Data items

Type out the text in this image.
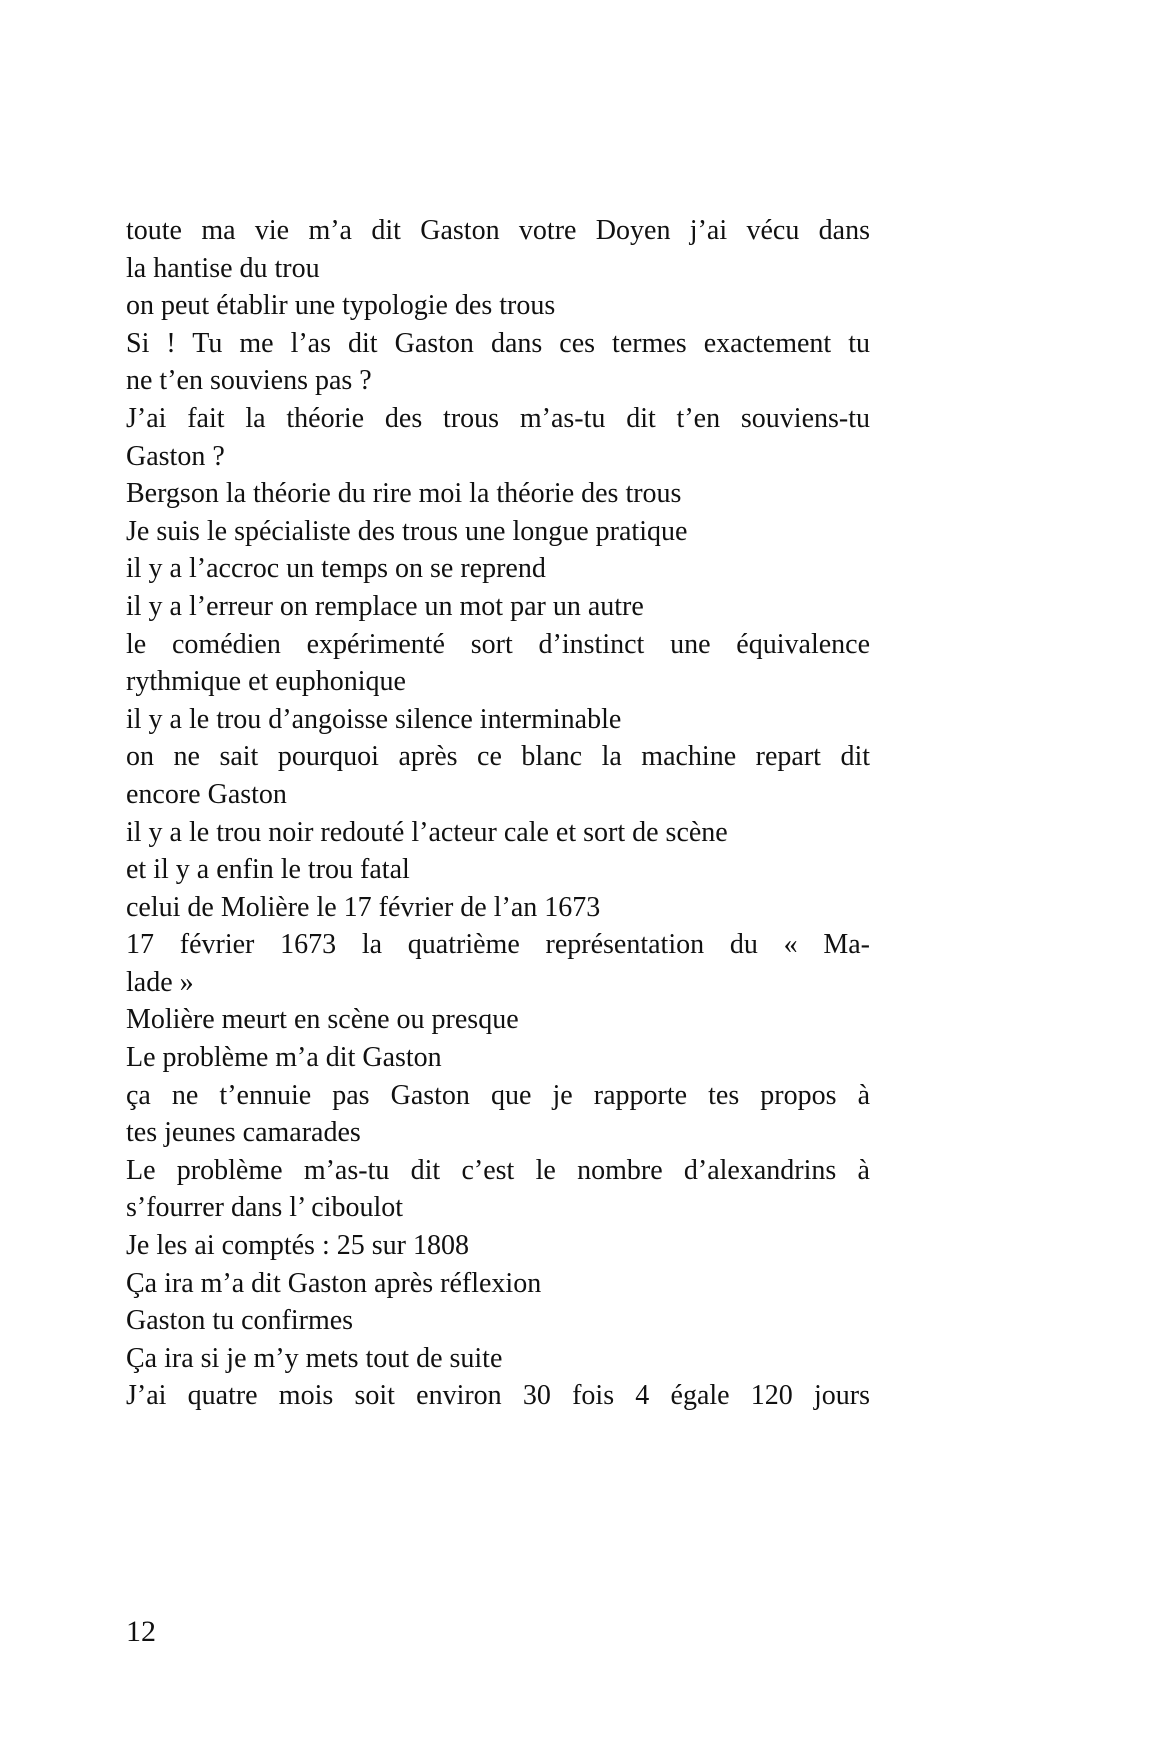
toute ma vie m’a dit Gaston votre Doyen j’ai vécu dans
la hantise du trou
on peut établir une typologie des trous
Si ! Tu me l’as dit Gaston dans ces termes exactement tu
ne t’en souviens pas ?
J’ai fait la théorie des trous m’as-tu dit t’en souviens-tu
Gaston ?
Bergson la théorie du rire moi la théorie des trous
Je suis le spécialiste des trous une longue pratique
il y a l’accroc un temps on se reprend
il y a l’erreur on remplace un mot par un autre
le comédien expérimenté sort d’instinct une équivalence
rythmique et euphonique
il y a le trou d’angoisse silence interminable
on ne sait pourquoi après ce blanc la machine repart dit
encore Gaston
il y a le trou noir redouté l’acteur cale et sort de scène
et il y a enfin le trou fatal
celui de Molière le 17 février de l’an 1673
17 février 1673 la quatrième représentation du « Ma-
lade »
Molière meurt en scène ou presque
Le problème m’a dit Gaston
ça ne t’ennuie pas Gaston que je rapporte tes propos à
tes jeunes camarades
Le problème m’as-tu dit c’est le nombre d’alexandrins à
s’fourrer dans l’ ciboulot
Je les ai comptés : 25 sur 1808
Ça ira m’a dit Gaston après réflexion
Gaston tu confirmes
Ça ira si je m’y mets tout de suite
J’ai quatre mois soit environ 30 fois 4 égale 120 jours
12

Written request → Skip the pictures and print each record exactly as it stands.

Result of this exercise →
Type out the text in this image.
toute ma vie m’a dit Gaston votre Doyen j’ai vécu dans
la hantise du trou
on peut établir une typologie des trous
Si ! Tu me l’as dit Gaston dans ces termes exactement tu
ne t’en souviens pas ?
J’ai fait la théorie des trous m’as-tu dit t’en souviens-tu
Gaston ?
Bergson la théorie du rire moi la théorie des trous
Je suis le spécialiste des trous une longue pratique
il y a l’accroc un temps on se reprend
il y a l’erreur on remplace un mot par un autre
le comédien expérimenté sort d’instinct une équivalence
rythmique et euphonique
il y a le trou d’angoisse silence interminable
on ne sait pourquoi après ce blanc la machine repart dit
encore Gaston
il y a le trou noir redouté l’acteur cale et sort de scène
et il y a enfin le trou fatal
celui de Molière le 17 février de l’an 1673
17 février 1673 la quatrième représentation du « Ma-
lade »
Molière meurt en scène ou presque
Le problème m’a dit Gaston
ça ne t’ennuie pas Gaston que je rapporte tes propos à
tes jeunes camarades
Le problème m’as-tu dit c’est le nombre d’alexandrins à
s’fourrer dans l’ ciboulot
Je les ai comptés : 25 sur 1808
Ça ira m’a dit Gaston après réflexion
Gaston tu confirmes
Ça ira si je m’y mets tout de suite
J’ai quatre mois soit environ 30 fois 4 égale 120 jours
12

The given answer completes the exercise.